◆ TASK GOAL ◆
Reproduce the entries word for word, and omit any picture you find in them.

______

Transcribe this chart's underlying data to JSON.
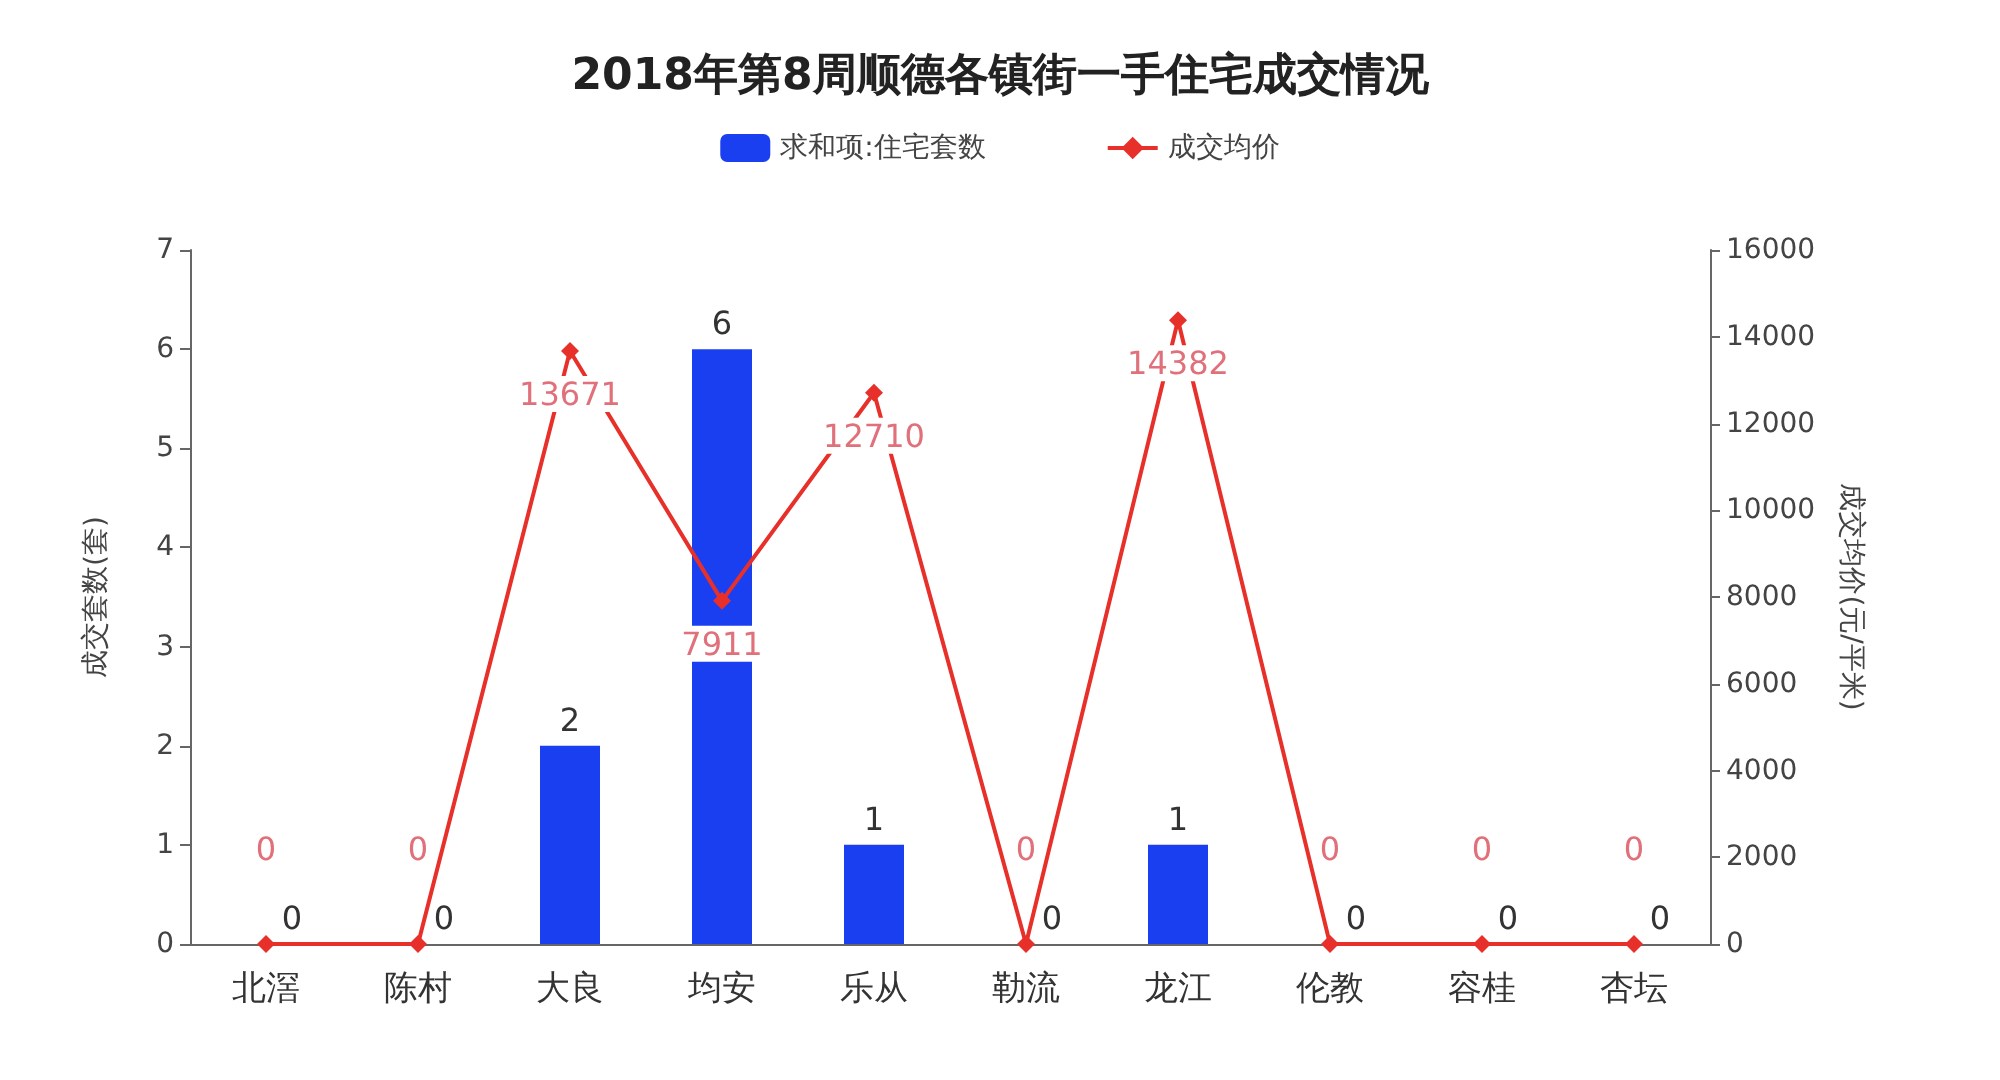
{
  "chart_data": {
    "type": "bar",
    "title": "2018年第8周顺德各镇街一手住宅成交情况",
    "ylabel": "成交套数(套)",
    "y2label": "成交均价(元/平米)",
    "categories": [
      "北滘",
      "陈村",
      "大良",
      "均安",
      "乐从",
      "勒流",
      "龙江",
      "伦教",
      "容桂",
      "杏坛"
    ],
    "series": [
      {
        "name": "求和项:住宅套数",
        "type": "bar",
        "color": "#1a3ff0",
        "values": [
          0,
          0,
          2,
          6,
          1,
          0,
          1,
          0,
          0,
          0
        ]
      },
      {
        "name": "成交均价",
        "type": "line",
        "axis": "y2",
        "color": "#e8302a",
        "values": [
          0,
          0,
          13671,
          7911,
          12710,
          0,
          14382,
          0,
          0,
          0
        ]
      }
    ],
    "ylim": [
      0,
      7
    ],
    "yticks": [
      0,
      1,
      2,
      3,
      4,
      5,
      6,
      7
    ],
    "y2lim": [
      0,
      16000
    ],
    "y2ticks": [
      0,
      2000,
      4000,
      6000,
      8000,
      10000,
      12000,
      14000,
      16000
    ],
    "data_labels": true,
    "grid": false,
    "legend": "top",
    "marker": "diamond",
    "line_style": "solid"
  }
}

______

◆ RESULT OF THE TASK ◆
Transcribe this chart's underlying data to JSON.
{
  "chart_data": {
    "type": "bar",
    "title": "2018年第8周顺德各镇街一手住宅成交情况",
    "ylabel": "成交套数(套)",
    "y2label": "成交均价(元/平米)",
    "categories": [
      "北滘",
      "陈村",
      "大良",
      "均安",
      "乐从",
      "勒流",
      "龙江",
      "伦教",
      "容桂",
      "杏坛"
    ],
    "series": [
      {
        "name": "求和项:住宅套数",
        "type": "bar",
        "color": "#1a3ff0",
        "values": [
          0,
          0,
          2,
          6,
          1,
          0,
          1,
          0,
          0,
          0
        ]
      },
      {
        "name": "成交均价",
        "type": "line",
        "axis": "y2",
        "color": "#e8302a",
        "values": [
          0,
          0,
          13671,
          7911,
          12710,
          0,
          14382,
          0,
          0,
          0
        ]
      }
    ],
    "ylim": [
      0,
      7
    ],
    "yticks": [
      0,
      1,
      2,
      3,
      4,
      5,
      6,
      7
    ],
    "y2lim": [
      0,
      16000
    ],
    "y2ticks": [
      0,
      2000,
      4000,
      6000,
      8000,
      10000,
      12000,
      14000,
      16000
    ],
    "data_labels": true,
    "grid": false,
    "legend": "top",
    "marker": "diamond",
    "line_style": "solid"
  }
}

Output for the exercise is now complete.